[Figure content listings]
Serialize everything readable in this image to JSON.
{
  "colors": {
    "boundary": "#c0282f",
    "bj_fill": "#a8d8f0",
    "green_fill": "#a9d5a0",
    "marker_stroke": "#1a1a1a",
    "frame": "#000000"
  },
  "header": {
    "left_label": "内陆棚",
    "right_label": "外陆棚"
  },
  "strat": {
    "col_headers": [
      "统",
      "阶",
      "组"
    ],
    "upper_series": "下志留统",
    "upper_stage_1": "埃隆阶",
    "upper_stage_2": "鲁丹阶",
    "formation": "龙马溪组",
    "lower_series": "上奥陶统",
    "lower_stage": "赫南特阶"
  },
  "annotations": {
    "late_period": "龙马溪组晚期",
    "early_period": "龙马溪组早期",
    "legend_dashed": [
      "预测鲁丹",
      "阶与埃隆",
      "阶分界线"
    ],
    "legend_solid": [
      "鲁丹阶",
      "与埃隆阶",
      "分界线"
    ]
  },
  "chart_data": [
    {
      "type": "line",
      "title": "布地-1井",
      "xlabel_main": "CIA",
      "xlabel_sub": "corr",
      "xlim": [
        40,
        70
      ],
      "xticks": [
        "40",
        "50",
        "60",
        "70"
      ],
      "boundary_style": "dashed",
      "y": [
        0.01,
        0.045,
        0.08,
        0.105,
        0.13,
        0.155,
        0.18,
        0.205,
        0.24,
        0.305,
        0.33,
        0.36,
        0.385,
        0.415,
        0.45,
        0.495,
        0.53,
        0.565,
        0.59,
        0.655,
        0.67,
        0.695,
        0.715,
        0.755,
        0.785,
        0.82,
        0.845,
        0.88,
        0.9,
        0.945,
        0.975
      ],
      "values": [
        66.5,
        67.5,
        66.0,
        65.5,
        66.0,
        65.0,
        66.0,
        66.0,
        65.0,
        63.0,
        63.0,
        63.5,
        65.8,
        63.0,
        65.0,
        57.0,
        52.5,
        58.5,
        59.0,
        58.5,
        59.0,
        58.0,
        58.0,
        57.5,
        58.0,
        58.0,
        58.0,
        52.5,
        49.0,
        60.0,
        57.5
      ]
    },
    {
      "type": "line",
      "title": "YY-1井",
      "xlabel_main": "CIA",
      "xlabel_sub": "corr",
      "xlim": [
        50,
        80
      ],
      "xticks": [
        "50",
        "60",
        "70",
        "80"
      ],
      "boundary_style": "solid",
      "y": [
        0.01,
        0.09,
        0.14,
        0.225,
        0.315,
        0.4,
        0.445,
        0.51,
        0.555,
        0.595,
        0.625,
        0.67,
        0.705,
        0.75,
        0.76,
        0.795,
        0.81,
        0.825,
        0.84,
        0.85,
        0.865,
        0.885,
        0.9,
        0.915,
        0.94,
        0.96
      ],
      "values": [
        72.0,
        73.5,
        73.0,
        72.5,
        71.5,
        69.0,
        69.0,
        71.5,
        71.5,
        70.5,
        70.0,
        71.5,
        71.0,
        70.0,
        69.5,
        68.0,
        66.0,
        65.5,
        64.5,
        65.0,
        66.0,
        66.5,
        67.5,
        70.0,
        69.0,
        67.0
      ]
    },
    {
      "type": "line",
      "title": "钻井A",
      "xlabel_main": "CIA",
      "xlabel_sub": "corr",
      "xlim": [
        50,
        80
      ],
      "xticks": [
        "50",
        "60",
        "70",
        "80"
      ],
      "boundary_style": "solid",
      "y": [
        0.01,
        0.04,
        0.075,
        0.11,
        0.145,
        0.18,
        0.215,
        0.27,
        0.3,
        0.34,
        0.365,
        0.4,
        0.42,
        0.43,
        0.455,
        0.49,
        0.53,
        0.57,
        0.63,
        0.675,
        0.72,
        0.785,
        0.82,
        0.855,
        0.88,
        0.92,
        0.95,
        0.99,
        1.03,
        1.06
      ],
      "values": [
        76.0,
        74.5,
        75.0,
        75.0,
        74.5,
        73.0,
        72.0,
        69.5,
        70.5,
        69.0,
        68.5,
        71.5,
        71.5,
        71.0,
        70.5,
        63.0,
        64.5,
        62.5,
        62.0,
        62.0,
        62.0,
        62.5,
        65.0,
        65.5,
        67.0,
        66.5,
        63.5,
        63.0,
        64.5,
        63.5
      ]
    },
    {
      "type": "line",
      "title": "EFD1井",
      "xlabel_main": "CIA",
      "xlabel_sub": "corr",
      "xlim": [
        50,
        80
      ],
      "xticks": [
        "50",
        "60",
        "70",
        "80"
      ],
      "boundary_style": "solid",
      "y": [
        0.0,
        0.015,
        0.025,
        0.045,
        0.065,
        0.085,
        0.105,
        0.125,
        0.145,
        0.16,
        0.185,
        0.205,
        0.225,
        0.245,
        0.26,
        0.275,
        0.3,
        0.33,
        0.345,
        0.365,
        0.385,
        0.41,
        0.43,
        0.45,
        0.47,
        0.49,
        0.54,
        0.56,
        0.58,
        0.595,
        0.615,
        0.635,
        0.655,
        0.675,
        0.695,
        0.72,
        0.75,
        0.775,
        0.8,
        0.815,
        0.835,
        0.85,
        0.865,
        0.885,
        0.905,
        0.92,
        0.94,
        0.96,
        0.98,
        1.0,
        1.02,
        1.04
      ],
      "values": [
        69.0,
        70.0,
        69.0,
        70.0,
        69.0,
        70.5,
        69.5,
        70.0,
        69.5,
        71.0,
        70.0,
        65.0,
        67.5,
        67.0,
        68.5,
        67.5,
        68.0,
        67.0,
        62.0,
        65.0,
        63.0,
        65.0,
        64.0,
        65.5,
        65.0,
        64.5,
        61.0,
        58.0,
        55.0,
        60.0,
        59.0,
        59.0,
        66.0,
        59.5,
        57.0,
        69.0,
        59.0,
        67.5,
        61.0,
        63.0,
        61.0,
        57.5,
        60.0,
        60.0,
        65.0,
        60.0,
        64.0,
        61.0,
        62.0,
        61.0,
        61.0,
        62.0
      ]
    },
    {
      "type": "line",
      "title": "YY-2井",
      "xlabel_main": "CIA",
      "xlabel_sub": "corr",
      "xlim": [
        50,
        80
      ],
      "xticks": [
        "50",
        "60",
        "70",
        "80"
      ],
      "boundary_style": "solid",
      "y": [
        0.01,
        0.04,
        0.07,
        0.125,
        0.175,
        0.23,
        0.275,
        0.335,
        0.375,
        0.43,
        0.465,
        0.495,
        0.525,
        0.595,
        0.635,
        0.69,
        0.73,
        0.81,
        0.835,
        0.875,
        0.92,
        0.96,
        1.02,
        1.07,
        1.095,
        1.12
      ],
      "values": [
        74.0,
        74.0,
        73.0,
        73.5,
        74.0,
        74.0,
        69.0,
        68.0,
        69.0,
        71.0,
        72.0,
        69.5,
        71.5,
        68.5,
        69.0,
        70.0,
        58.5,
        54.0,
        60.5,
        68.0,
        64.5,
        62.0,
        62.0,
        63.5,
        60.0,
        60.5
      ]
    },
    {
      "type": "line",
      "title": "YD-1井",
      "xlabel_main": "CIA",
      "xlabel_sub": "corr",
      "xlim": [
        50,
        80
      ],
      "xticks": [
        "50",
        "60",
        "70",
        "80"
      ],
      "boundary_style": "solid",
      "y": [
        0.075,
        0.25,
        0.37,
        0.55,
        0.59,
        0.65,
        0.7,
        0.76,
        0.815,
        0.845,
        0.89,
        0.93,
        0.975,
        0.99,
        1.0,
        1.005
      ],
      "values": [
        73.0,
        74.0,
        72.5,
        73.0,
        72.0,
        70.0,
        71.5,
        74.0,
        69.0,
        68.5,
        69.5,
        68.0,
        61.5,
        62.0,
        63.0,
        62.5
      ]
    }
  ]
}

* Job *
Output the lines above verbatim and in full.

* Correct answer *
Serialize everything readable in this image to JSON.
{
  "colors": {
    "boundary": "#c0282f",
    "bj_fill": "#a8d8f0",
    "green_fill": "#a9d5a0",
    "marker_stroke": "#1a1a1a",
    "frame": "#000000"
  },
  "header": {
    "left_label": "内陆棚",
    "right_label": "外陆棚"
  },
  "strat": {
    "col_headers": [
      "统",
      "阶",
      "组"
    ],
    "upper_series": "下志留统",
    "upper_stage_1": "埃隆阶",
    "upper_stage_2": "鲁丹阶",
    "formation": "龙马溪组",
    "lower_series": "上奥陶统",
    "lower_stage": "赫南特阶"
  },
  "annotations": {
    "late_period": "龙马溪组晚期",
    "early_period": "龙马溪组早期",
    "legend_dashed": [
      "预测鲁丹",
      "阶与埃隆",
      "阶分界线"
    ],
    "legend_solid": [
      "鲁丹阶",
      "与埃隆阶",
      "分界线"
    ]
  },
  "chart_data": [
    {
      "type": "line",
      "title": "布地-1井",
      "xlabel_main": "CIA",
      "xlabel_sub": "corr",
      "xlim": [
        40,
        70
      ],
      "xticks": [
        "40",
        "50",
        "60",
        "70"
      ],
      "boundary_style": "dashed",
      "y": [
        0.01,
        0.045,
        0.08,
        0.105,
        0.13,
        0.155,
        0.18,
        0.205,
        0.24,
        0.305,
        0.33,
        0.36,
        0.385,
        0.415,
        0.45,
        0.495,
        0.53,
        0.565,
        0.59,
        0.655,
        0.67,
        0.695,
        0.715,
        0.755,
        0.785,
        0.82,
        0.845,
        0.88,
        0.9,
        0.945,
        0.975
      ],
      "values": [
        66.5,
        67.5,
        66.0,
        65.5,
        66.0,
        65.0,
        66.0,
        66.0,
        65.0,
        63.0,
        63.0,
        63.5,
        65.8,
        63.0,
        65.0,
        57.0,
        52.5,
        58.5,
        59.0,
        58.5,
        59.0,
        58.0,
        58.0,
        57.5,
        58.0,
        58.0,
        58.0,
        52.5,
        49.0,
        60.0,
        57.5
      ]
    },
    {
      "type": "line",
      "title": "YY-1井",
      "xlabel_main": "CIA",
      "xlabel_sub": "corr",
      "xlim": [
        50,
        80
      ],
      "xticks": [
        "50",
        "60",
        "70",
        "80"
      ],
      "boundary_style": "solid",
      "y": [
        0.01,
        0.09,
        0.14,
        0.225,
        0.315,
        0.4,
        0.445,
        0.51,
        0.555,
        0.595,
        0.625,
        0.67,
        0.705,
        0.75,
        0.76,
        0.795,
        0.81,
        0.825,
        0.84,
        0.85,
        0.865,
        0.885,
        0.9,
        0.915,
        0.94,
        0.96
      ],
      "values": [
        72.0,
        73.5,
        73.0,
        72.5,
        71.5,
        69.0,
        69.0,
        71.5,
        71.5,
        70.5,
        70.0,
        71.5,
        71.0,
        70.0,
        69.5,
        68.0,
        66.0,
        65.5,
        64.5,
        65.0,
        66.0,
        66.5,
        67.5,
        70.0,
        69.0,
        67.0
      ]
    },
    {
      "type": "line",
      "title": "钻井A",
      "xlabel_main": "CIA",
      "xlabel_sub": "corr",
      "xlim": [
        50,
        80
      ],
      "xticks": [
        "50",
        "60",
        "70",
        "80"
      ],
      "boundary_style": "solid",
      "y": [
        0.01,
        0.04,
        0.075,
        0.11,
        0.145,
        0.18,
        0.215,
        0.27,
        0.3,
        0.34,
        0.365,
        0.4,
        0.42,
        0.43,
        0.455,
        0.49,
        0.53,
        0.57,
        0.63,
        0.675,
        0.72,
        0.785,
        0.82,
        0.855,
        0.88,
        0.92,
        0.95,
        0.99,
        1.03,
        1.06
      ],
      "values": [
        76.0,
        74.5,
        75.0,
        75.0,
        74.5,
        73.0,
        72.0,
        69.5,
        70.5,
        69.0,
        68.5,
        71.5,
        71.5,
        71.0,
        70.5,
        63.0,
        64.5,
        62.5,
        62.0,
        62.0,
        62.0,
        62.5,
        65.0,
        65.5,
        67.0,
        66.5,
        63.5,
        63.0,
        64.5,
        63.5
      ]
    },
    {
      "type": "line",
      "title": "EFD1井",
      "xlabel_main": "CIA",
      "xlabel_sub": "corr",
      "xlim": [
        50,
        80
      ],
      "xticks": [
        "50",
        "60",
        "70",
        "80"
      ],
      "boundary_style": "solid",
      "y": [
        0.0,
        0.015,
        0.025,
        0.045,
        0.065,
        0.085,
        0.105,
        0.125,
        0.145,
        0.16,
        0.185,
        0.205,
        0.225,
        0.245,
        0.26,
        0.275,
        0.3,
        0.33,
        0.345,
        0.365,
        0.385,
        0.41,
        0.43,
        0.45,
        0.47,
        0.49,
        0.54,
        0.56,
        0.58,
        0.595,
        0.615,
        0.635,
        0.655,
        0.675,
        0.695,
        0.72,
        0.75,
        0.775,
        0.8,
        0.815,
        0.835,
        0.85,
        0.865,
        0.885,
        0.905,
        0.92,
        0.94,
        0.96,
        0.98,
        1.0,
        1.02,
        1.04
      ],
      "values": [
        69.0,
        70.0,
        69.0,
        70.0,
        69.0,
        70.5,
        69.5,
        70.0,
        69.5,
        71.0,
        70.0,
        65.0,
        67.5,
        67.0,
        68.5,
        67.5,
        68.0,
        67.0,
        62.0,
        65.0,
        63.0,
        65.0,
        64.0,
        65.5,
        65.0,
        64.5,
        61.0,
        58.0,
        55.0,
        60.0,
        59.0,
        59.0,
        66.0,
        59.5,
        57.0,
        69.0,
        59.0,
        67.5,
        61.0,
        63.0,
        61.0,
        57.5,
        60.0,
        60.0,
        65.0,
        60.0,
        64.0,
        61.0,
        62.0,
        61.0,
        61.0,
        62.0
      ]
    },
    {
      "type": "line",
      "title": "YY-2井",
      "xlabel_main": "CIA",
      "xlabel_sub": "corr",
      "xlim": [
        50,
        80
      ],
      "xticks": [
        "50",
        "60",
        "70",
        "80"
      ],
      "boundary_style": "solid",
      "y": [
        0.01,
        0.04,
        0.07,
        0.125,
        0.175,
        0.23,
        0.275,
        0.335,
        0.375,
        0.43,
        0.465,
        0.495,
        0.525,
        0.595,
        0.635,
        0.69,
        0.73,
        0.81,
        0.835,
        0.875,
        0.92,
        0.96,
        1.02,
        1.07,
        1.095,
        1.12
      ],
      "values": [
        74.0,
        74.0,
        73.0,
        73.5,
        74.0,
        74.0,
        69.0,
        68.0,
        69.0,
        71.0,
        72.0,
        69.5,
        71.5,
        68.5,
        69.0,
        70.0,
        58.5,
        54.0,
        60.5,
        68.0,
        64.5,
        62.0,
        62.0,
        63.5,
        60.0,
        60.5
      ]
    },
    {
      "type": "line",
      "title": "YD-1井",
      "xlabel_main": "CIA",
      "xlabel_sub": "corr",
      "xlim": [
        50,
        80
      ],
      "xticks": [
        "50",
        "60",
        "70",
        "80"
      ],
      "boundary_style": "solid",
      "y": [
        0.075,
        0.25,
        0.37,
        0.55,
        0.59,
        0.65,
        0.7,
        0.76,
        0.815,
        0.845,
        0.89,
        0.93,
        0.975,
        0.99,
        1.0,
        1.005
      ],
      "values": [
        73.0,
        74.0,
        72.5,
        73.0,
        72.0,
        70.0,
        71.5,
        74.0,
        69.0,
        68.5,
        69.5,
        68.0,
        61.5,
        62.0,
        63.0,
        62.5
      ]
    }
  ]
}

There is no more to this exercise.